** Begin Source document **

Within the realm of data, an analogous taxonomy has emerged.

The Taxonomy of Data, showing the two main branches of numerical categorical variables. Numerical varibles can be split into continuous and discrete variables. Categorical variables can be split into ordinal and nominal variables.
Figure 2: the Taxonomy of Data.

Types of Variables

The principle quality of a variable is whether it is numerical or categorical.

Numerical Variable
A variable that take numbers as values and where the magnitude of the number has a quantitative meaning.
Categorical Variable
A variable that take categories as values. Each unique category is called a level.

When most people think “data” they tend to think about numerical variables (like the temperature and pressure recorded in your lab notebook) but categorical variables (like the name recorded on CalCentral) are very common.

All numerical variables can be classified as either continuous or discrete.

Continuous Numerical Variable
A numerical variable that takes values on an interval of the real number line.
Discrete Numerical Variable
A numerical variable that takes values that have jumps between them.

A good example of a continuous numerical variable is temperature. If we are measuring outside air temperature on Earth in Fahrenheit, it is possible that we would record values anywhere from around -125 degrees F and +135 degrees F. While we might end up rounding our measurement to the nearest integer degree, we can imagine that the phenomenon of temperature itself varies smoothly and continuously across this range.

A good example of a discrete numerical variable is household size. When the US Census goes door-to-door every year collecting data on every household, they record the number of people living in that household. A household can have 1 person, or 2 people, or 3 people, or 4 people, and so on, but it cannot have 2.83944 people. This makes it discrete.

What unites both types of numerical variables is that the magnitude of the numbers have meaning and you can perform mathematical operations on them and the result also has meaning. It is possible and meaningful to talk about the average air temperature across three locations. It is also possible and meaningful to talk about the sum total number of people across ten households.

The ability to perform mathematical operations drops away when we move to ordinal variables. All categorical variables can be classified as either ordinal or nominal.

Ordinal Categorical Variable
A categorical variable with levels that have a natural ordering.
Nominal Categorical Variable
A categorical variable with levels with no ordering.

You have likely come across ordinal categorical variables if you have taken an opinion survey. Consider the question:“Do you strongly agree, agree, feel neutral about, disagree, or strongly disagree with the following statement: Dogs are better than cats?” When you record answers to this question, you’re recording measurements on a categorical variable that takes values “strongly agree”, “agree”, “neutral”, “disagree”, “strongly disagree”. Those are the levels of the categorical variable and they have a natural ordering: “strongly agree” is closer to “agree” than it is to “strongly disagree”.

You can contrast this with a nominal categorical variable. Consider a second question that asks (as the registrar does): “What is your name?” There are many more possible levels in this case - “Penelope”, “David”, “Shobhana”, etc. - but those levels have no natural ordering. In fact this is very appropriate example of a nominal variable because the word itself derives from the Latin nomen, or “name”.

Let’s take a look at a real data set to see if we can identify the variables and their types.

Example: Palmer Penguins

Dr. Kristen Gorman is a fisheries and wildlife ecologist at the University of Alaska, Fairbanks whose work brought her to Palmer Station, a scientific research station run by the National Science Foundation in Antarctica. At Palmer Station, she took part in a long-term study to build an understanding of the breeding ecology and population structure of penguins.

** End Source document **
** Begin Material shown **

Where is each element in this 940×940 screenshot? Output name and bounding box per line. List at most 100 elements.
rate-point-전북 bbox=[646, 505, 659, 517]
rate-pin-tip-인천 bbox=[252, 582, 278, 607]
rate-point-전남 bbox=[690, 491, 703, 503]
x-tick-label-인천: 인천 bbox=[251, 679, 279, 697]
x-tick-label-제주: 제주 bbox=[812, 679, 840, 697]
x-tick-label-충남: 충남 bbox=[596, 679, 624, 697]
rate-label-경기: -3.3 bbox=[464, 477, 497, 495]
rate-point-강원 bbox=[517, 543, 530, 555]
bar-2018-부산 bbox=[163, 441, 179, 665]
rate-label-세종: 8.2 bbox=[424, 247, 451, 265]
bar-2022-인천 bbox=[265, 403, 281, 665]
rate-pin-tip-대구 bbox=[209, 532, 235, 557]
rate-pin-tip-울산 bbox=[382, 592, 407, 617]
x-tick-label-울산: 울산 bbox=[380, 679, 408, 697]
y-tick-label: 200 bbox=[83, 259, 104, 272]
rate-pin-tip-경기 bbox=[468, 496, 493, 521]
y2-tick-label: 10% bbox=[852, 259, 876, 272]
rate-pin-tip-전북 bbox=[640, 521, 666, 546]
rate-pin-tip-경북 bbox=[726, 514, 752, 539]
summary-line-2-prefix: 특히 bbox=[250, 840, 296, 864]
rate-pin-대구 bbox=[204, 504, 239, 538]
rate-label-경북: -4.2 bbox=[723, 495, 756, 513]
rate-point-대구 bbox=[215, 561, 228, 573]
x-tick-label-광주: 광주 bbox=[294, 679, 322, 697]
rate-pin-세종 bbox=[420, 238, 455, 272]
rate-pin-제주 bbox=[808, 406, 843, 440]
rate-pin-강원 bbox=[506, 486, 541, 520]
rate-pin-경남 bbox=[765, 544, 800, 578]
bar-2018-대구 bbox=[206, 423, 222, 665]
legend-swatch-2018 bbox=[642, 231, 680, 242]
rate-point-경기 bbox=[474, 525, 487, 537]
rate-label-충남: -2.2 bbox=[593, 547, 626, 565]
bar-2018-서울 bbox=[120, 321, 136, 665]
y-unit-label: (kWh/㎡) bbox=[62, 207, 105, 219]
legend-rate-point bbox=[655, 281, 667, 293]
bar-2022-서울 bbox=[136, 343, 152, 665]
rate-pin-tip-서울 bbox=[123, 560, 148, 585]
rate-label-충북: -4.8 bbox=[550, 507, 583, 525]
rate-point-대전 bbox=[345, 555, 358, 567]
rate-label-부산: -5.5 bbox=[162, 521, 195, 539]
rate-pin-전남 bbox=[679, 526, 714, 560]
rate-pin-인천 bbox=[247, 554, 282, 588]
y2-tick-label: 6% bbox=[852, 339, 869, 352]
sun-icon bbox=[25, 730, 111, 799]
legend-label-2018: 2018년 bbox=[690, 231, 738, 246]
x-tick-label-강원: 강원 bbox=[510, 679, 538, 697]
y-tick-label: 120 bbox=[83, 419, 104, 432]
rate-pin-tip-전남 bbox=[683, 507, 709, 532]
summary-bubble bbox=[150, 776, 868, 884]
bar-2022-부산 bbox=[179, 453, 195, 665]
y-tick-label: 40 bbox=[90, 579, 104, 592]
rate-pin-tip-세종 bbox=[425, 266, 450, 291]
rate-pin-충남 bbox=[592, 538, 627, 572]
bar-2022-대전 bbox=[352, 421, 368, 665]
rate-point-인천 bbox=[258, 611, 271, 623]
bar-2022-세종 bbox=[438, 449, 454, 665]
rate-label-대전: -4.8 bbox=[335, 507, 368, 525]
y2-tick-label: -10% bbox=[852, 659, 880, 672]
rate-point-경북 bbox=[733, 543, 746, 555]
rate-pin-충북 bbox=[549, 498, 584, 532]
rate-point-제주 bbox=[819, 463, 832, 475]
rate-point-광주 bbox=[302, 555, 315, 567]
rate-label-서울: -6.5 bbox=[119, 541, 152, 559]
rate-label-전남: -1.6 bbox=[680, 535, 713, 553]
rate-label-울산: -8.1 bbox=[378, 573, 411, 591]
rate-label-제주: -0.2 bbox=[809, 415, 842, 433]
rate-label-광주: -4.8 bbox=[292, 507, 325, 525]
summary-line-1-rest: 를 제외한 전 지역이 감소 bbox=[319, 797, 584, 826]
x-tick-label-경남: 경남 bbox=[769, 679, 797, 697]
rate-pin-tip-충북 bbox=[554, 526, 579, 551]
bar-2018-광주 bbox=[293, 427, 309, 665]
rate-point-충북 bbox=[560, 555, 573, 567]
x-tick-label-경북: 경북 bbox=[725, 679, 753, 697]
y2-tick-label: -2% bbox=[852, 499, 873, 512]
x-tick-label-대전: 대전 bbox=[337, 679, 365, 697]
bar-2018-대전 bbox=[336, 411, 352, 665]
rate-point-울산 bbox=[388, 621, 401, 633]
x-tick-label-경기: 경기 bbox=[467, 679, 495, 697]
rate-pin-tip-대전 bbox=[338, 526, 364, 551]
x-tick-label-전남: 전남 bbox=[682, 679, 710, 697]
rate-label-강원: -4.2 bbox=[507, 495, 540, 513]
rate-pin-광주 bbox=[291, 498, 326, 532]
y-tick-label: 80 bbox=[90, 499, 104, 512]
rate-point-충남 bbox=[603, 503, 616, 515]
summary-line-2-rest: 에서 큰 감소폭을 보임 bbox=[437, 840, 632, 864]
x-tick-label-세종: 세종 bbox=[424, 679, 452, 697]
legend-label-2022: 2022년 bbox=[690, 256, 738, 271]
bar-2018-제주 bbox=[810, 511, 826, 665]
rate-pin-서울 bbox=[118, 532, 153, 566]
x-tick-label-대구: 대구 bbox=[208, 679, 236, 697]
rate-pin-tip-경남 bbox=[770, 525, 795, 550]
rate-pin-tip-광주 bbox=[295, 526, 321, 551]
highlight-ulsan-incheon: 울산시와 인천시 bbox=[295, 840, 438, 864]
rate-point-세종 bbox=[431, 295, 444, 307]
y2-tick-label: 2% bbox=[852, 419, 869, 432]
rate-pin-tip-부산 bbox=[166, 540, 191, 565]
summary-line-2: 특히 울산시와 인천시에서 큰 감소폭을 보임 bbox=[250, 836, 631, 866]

** End Material shown **

#### Prompt A:
Using the text on types of variables, state whether each statement below agrees with it. Answer yes or no, and quote the words of the text that decide each case.
(i) Every numerical variable is either continuous or discrete.
(ii) The levels of a nominal categorical variable have a natural ordering.
(iii) Dr. Kristen Gorman works at the University of Alaska, Fairbanks.
#### Prompt B:
Answer these questions from the text on types of variables.
(i) What is each unique category of a categorical variable called?
(ii) What range of outside air temperatures on Earth, in Fahrenheit, might be recorded?
(iii) From which Latin word does "nominal" derive?

#### Task response A:
(i) Yes: "All numerical variables can be classified as either continuous or discrete."
(ii) No: "A categorical variable with levels with no ordering."
(iii) Yes: "Dr. Kristen Gorman is a fisheries and wildlife ecologist at the University of Alaska, Fairbanks"

#### Task response B:
(i) A level.
(ii) From around -125 degrees F to +135 degrees F.
(iii) Nomen, meaning "name".